Extracts from a graphics dataset:
▬▬▬▬▬▬
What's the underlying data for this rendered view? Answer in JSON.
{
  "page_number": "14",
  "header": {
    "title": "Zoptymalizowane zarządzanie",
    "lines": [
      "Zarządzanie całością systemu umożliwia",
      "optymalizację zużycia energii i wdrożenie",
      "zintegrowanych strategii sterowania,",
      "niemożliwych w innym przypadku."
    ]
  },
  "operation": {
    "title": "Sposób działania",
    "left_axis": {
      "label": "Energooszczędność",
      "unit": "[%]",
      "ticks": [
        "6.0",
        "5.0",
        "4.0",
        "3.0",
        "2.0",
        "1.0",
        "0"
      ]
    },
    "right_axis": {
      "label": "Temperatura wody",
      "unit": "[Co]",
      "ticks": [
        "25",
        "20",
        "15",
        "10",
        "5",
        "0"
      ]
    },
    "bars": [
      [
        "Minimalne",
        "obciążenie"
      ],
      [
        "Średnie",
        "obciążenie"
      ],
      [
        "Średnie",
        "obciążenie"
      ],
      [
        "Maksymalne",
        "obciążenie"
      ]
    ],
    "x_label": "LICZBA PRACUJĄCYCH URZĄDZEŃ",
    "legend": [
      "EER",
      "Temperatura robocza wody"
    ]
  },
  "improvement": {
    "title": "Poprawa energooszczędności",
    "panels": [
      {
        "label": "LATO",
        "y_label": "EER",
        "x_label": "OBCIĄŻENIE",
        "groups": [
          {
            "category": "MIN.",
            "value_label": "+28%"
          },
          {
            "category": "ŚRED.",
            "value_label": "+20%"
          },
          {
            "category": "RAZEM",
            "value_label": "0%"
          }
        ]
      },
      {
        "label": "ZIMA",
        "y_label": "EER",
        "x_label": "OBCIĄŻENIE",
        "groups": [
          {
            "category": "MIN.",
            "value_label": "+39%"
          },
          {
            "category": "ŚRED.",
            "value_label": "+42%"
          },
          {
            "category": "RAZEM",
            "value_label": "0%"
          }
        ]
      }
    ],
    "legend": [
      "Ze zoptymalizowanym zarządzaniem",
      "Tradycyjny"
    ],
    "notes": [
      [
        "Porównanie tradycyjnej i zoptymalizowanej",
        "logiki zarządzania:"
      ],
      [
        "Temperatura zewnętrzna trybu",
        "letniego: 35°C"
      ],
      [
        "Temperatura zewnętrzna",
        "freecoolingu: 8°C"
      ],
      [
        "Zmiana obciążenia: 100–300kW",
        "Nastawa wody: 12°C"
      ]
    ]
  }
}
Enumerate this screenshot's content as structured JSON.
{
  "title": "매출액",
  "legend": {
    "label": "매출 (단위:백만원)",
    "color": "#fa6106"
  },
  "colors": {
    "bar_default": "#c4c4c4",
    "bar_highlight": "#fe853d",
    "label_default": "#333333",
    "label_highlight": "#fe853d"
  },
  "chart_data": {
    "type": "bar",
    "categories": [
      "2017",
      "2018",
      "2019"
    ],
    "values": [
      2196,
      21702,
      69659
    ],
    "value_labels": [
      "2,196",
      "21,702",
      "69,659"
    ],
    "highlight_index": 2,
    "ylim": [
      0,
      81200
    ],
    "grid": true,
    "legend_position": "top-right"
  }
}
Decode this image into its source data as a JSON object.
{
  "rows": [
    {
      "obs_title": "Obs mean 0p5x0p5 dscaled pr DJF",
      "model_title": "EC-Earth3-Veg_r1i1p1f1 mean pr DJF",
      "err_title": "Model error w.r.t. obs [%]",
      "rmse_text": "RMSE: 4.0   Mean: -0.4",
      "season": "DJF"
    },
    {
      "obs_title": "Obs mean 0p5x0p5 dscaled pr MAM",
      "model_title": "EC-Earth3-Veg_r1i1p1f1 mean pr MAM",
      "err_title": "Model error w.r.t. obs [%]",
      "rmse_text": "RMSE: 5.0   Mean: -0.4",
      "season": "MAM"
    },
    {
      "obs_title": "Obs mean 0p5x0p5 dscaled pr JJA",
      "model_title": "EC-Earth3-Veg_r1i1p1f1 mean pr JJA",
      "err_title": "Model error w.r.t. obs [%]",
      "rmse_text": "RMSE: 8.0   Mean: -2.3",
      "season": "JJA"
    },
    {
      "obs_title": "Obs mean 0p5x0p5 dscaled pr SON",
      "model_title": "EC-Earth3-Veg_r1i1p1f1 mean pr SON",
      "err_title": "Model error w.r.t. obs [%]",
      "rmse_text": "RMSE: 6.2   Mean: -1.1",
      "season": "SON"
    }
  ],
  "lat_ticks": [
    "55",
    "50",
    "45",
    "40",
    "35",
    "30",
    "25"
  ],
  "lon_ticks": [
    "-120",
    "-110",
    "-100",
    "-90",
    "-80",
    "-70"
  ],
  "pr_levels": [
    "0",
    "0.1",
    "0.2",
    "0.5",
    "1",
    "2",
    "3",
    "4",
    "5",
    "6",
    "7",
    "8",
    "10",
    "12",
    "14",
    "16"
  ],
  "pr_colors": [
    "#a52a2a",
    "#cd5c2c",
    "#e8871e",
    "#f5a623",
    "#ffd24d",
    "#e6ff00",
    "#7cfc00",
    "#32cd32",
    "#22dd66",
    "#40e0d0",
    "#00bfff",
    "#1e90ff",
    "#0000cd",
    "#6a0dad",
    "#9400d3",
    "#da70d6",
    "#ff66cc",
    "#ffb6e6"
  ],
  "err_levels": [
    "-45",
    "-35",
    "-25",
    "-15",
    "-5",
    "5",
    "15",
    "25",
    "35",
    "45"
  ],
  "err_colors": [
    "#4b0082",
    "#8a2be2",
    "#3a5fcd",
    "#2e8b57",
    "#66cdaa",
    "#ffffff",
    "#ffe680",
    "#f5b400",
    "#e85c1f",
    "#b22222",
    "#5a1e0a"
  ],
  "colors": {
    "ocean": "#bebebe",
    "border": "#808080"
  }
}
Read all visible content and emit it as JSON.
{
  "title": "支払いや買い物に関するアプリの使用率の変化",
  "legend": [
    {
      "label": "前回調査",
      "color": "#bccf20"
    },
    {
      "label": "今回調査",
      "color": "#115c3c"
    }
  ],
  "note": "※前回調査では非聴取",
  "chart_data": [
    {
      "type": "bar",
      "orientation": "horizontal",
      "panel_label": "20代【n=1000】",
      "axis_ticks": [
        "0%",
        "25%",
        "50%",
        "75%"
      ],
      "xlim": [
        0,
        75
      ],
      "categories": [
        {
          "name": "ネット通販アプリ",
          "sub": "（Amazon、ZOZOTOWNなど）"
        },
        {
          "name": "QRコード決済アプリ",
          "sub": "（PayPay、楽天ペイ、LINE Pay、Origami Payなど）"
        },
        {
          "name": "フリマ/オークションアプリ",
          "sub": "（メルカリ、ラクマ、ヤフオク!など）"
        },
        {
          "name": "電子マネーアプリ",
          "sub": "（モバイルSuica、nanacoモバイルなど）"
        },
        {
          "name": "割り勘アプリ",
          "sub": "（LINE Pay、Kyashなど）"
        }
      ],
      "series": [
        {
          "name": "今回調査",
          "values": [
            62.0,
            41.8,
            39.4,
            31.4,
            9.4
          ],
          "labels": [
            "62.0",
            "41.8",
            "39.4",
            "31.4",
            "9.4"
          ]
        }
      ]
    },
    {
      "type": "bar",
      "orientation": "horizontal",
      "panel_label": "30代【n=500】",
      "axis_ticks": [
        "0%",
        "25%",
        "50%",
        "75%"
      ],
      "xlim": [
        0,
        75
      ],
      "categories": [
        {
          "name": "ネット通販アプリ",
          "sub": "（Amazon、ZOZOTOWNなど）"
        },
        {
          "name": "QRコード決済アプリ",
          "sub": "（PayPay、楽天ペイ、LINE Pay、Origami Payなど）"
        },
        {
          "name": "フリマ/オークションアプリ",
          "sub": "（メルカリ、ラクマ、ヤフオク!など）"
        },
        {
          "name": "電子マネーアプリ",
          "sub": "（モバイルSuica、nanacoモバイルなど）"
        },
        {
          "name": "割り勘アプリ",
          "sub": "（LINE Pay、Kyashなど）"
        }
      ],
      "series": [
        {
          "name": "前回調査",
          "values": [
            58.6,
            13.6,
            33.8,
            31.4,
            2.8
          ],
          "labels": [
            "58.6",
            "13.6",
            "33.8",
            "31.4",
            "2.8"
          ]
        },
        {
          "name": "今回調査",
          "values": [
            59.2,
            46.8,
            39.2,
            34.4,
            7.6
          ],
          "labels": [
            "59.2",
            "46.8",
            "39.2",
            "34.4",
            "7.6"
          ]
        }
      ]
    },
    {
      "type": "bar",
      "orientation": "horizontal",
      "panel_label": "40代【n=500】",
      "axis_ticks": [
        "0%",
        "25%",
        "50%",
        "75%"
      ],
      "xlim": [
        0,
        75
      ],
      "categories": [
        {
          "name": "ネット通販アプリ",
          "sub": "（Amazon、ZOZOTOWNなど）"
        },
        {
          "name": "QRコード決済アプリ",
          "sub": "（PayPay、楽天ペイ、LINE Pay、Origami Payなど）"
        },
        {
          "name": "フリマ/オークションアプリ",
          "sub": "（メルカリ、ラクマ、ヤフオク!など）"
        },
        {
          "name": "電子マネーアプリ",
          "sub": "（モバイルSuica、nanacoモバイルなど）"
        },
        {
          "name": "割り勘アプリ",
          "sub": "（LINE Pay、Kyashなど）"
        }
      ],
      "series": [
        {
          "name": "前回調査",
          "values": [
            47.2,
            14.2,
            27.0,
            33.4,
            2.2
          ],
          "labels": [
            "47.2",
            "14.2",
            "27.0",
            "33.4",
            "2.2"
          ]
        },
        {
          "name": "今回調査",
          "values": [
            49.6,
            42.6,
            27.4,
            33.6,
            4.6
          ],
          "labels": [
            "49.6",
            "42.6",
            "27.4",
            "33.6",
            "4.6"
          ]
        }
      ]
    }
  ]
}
▬▬▬▬▬▬
§ **Task**
Of all the lines above, how many contain the word "RMSE"? Answer with only the number.

§ **Exercise response**
4